[Records of where elements appear]
=-=-=

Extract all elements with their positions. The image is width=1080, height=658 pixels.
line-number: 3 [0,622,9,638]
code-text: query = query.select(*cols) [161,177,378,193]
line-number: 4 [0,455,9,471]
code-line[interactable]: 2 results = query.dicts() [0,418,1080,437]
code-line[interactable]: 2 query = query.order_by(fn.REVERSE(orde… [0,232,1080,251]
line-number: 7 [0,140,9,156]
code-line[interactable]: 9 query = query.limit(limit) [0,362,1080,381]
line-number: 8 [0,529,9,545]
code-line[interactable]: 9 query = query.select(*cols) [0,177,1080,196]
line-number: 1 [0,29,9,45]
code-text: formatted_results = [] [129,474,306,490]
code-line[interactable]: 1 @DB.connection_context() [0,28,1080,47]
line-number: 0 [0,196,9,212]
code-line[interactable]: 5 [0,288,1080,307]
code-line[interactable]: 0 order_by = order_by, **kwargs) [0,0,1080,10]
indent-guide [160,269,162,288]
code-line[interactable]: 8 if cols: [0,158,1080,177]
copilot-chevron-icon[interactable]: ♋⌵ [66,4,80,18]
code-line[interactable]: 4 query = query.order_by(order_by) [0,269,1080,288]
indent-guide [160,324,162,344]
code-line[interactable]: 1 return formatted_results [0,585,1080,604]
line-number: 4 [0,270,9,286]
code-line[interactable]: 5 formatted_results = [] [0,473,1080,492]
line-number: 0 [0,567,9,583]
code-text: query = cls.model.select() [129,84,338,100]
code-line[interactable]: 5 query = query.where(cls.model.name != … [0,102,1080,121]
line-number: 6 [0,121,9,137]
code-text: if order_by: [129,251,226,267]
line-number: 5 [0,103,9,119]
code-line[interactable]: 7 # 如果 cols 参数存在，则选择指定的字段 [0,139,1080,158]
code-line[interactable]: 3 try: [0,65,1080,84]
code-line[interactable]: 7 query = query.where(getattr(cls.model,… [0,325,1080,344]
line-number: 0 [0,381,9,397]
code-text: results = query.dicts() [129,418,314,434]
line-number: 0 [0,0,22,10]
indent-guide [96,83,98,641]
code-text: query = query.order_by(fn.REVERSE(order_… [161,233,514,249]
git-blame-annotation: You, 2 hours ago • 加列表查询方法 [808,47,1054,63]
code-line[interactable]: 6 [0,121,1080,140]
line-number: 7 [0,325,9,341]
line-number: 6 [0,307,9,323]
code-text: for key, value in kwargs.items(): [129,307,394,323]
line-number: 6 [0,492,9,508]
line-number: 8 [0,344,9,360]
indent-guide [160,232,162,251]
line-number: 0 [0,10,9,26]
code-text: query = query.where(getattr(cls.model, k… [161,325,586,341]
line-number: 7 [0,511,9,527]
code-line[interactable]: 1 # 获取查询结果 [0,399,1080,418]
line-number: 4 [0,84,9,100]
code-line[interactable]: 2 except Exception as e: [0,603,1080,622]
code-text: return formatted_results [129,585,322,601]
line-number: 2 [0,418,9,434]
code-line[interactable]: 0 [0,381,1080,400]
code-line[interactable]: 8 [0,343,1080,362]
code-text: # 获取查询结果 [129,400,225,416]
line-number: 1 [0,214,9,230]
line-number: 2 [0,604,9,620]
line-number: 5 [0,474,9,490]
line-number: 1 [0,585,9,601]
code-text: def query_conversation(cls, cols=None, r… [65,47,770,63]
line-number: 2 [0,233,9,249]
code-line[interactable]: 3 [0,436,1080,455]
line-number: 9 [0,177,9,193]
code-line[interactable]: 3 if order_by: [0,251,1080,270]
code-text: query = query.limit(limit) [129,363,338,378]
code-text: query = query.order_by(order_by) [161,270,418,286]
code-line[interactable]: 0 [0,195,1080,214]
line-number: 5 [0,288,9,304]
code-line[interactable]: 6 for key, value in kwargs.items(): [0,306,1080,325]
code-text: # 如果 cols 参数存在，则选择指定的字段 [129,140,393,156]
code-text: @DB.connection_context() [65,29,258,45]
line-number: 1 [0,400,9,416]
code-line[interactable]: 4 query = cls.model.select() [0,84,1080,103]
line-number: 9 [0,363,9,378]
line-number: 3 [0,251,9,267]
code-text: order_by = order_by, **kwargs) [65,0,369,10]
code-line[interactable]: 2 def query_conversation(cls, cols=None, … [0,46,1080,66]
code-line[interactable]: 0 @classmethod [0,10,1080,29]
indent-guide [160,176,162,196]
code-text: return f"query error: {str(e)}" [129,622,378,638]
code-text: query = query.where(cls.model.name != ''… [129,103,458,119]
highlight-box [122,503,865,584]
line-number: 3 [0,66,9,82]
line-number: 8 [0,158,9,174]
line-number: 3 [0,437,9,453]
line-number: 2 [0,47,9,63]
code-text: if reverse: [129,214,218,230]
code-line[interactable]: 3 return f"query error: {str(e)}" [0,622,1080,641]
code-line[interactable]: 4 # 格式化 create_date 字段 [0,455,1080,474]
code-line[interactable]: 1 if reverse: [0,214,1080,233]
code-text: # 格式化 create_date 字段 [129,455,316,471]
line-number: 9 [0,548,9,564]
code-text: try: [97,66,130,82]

=-=-=

# Instructions to follow:
Convert the entries above into a JSON list of strings, with one string for each line and blank lines omitted.

# Output of the exercise:
[
  "Extract all elements with their positions. The image is width=1080, height=658 pixels.",
  "line-number: 3 [0,622,9,638]",
  "code-text: query = query.select(*cols) [161,177,378,193]",
  "line-number: 4 [0,455,9,471]",
  "code-line[interactable]: 2 results = query.dicts() [0,418,1080,437]",
  "code-line[interactable]: 2 query = query.order_by(fn.REVERSE(orde… [0,232,1080,251]",
  "line-number: 7 [0,140,9,156]",
  "code-line[interactable]: 9 query = query.limit(limit) [0,362,1080,381]",
  "line-number: 8 [0,529,9,545]",
  "code-line[interactable]: 9 query = query.select(*cols) [0,177,1080,196]",
  "line-number: 1 [0,29,9,45]",
  "code-text: formatted_results = [] [129,474,306,490]",
  "code-line[interactable]: 1 @DB.connection_context() [0,28,1080,47]",
  "line-number: 0 [0,196,9,212]",
  "code-line[interactable]: 5 [0,288,1080,307]",
  "code-line[interactable]: 0 order_by = order_by, **kwargs) [0,0,1080,10]",
  "indent-guide [160,269,162,288]",
  "code-line[interactable]: 8 if cols: [0,158,1080,177]",
  "copilot-chevron-icon[interactable]: ♋⌵ [66,4,80,18]",
  "code-line[interactable]: 4 query = query.order_by(order_by) [0,269,1080,288]",
  "indent-guide [160,324,162,344]",
  "code-line[interactable]: 1 return formatted_results [0,585,1080,604]",
  "line-number: 4 [0,270,9,286]",
  "code-line[interactable]: 5 formatted_results = [] [0,473,1080,492]",
  "line-number: 0 [0,567,9,583]",
  "code-text: query = cls.model.select() [129,84,338,100]",
  "code-line[interactable]: 5 query = query.where(cls.model.name != … [0,102,1080,121]",
  "line-number: 6 [0,121,9,137]",
  "code-text: if order_by: [129,251,226,267]",
  "line-number: 5 [0,103,9,119]",
  "code-line[interactable]: 7 # 如果 cols 参数存在，则选择指定的字段 [0,139,1080,158]",
  "code-line[interactable]: 3 try: [0,65,1080,84]",
  "code-line[interactable]: 7 query = query.where(getattr(cls.model,… [0,325,1080,344]",
  "line-number: 0 [0,381,9,397]",
  "code-text: results = query.dicts() [129,418,314,434]",
  "line-number: 0 [0,0,22,10]",
  "indent-guide [96,83,98,641]",
  "code-text: query = query.order_by(fn.REVERSE(order_… [161,233,514,249]",
  "git-blame-annotation: You, 2 hours ago • 加列表查询方法 [808,47,1054,63]",
  "code-line[interactable]: 6 [0,121,1080,140]",
  "line-number: 7 [0,325,9,341]",
  "line-number: 6 [0,307,9,323]",
  "code-text: for key, value in kwargs.items(): [129,307,394,323]",
  "line-number: 6 [0,492,9,508]",
  "line-number: 8 [0,344,9,360]",
  "indent-guide [160,232,162,251]",
  "line-number: 0 [0,10,9,26]",
  "code-text: query = query.where(getattr(cls.model, k… [161,325,586,341]",
  "line-number: 7 [0,511,9,527]",
  "code-line[interactable]: 1 # 获取查询结果 [0,399,1080,418]",
  "line-number: 4 [0,84,9,100]",
  "code-line[interactable]: 2 except Exception as e: [0,603,1080,622]",
  "code-text: return formatted_results [129,585,322,601]",
  "line-number: 2 [0,418,9,434]",
  "code-line[interactable]: 0 [0,381,1080,400]",
  "code-line[interactable]: 8 [0,343,1080,362]",
  "code-text: # 获取查询结果 [129,400,225,416]",
  "line-number: 1 [0,214,9,230]",
  "line-number: 2 [0,604,9,620]",
  "line-number: 5 [0,474,9,490]",
  "line-number: 1 [0,585,9,601]",
  "code-text: def query_conversation(cls, cols=None, r… [65,47,770,63]",
  "line-number: 2 [0,233,9,249]",
  "code-line[interactable]: 3 [0,436,1080,455]",
  "line-number: 9 [0,177,9,193]",
  "code-line[interactable]: 3 if order_by: [0,251,1080,270]",
  "code-text: query = query.limit(limit) [129,363,338,378]",
  "code-text: query = query.order_by(order_by) [161,270,418,286]",
  "code-line[interactable]: 0 [0,195,1080,214]",
  "line-number: 5 [0,288,9,304]",
  "code-line[interactable]: 6 for key, value in kwargs.items(): [0,306,1080,325]",
  "code-text: # 如果 cols 参数存在，则选择指定的字段 [129,140,393,156]",
  "code-text: @DB.connection_context() [65,29,258,45]",
  "line-number: 1 [0,400,9,416]",
  "code-line[interactable]: 4 query = cls.model.select() [0,84,1080,103]",
  "line-number: 9 [0,363,9,378]",
  "line-number: 3 [0,251,9,267]",
  "code-text: order_by = order_by, **kwargs) [65,0,369,10]",
  "code-line[interactable]: 2 def query_conversation(cls, cols=None, … [0,46,1080,66]",
  "code-line[interactable]: 0 @classmethod [0,10,1080,29]",
  "indent-guide [160,176,162,196]",
  "code-text: return f\"query error: {str(e)}\" [129,622,378,638]",
  "code-text: query = query.where(cls.model.name != ''… [129,103,458,119]",
  "highlight-box [122,503,865,584]",
  "line-number: 3 [0,66,9,82]",
  "line-number: 8 [0,158,9,174]",
  "line-number: 3 [0,437,9,453]",
  "line-number: 2 [0,47,9,63]",
  "code-text: if reverse: [129,214,218,230]",
  "code-line[interactable]: 3 return f\"query error: {str(e)}\" [0,622,1080,641]",
  "code-line[interactable]: 4 # 格式化 create_date 字段 [0,455,1080,474]",
  "code-line[interactable]: 1 if reverse: [0,214,1080,233]",
  "code-text: # 格式化 create_date 字段 [129,455,316,471]",
  "line-number: 9 [0,548,9,564]",
  "code-text: try: [97,66,130,82]"
]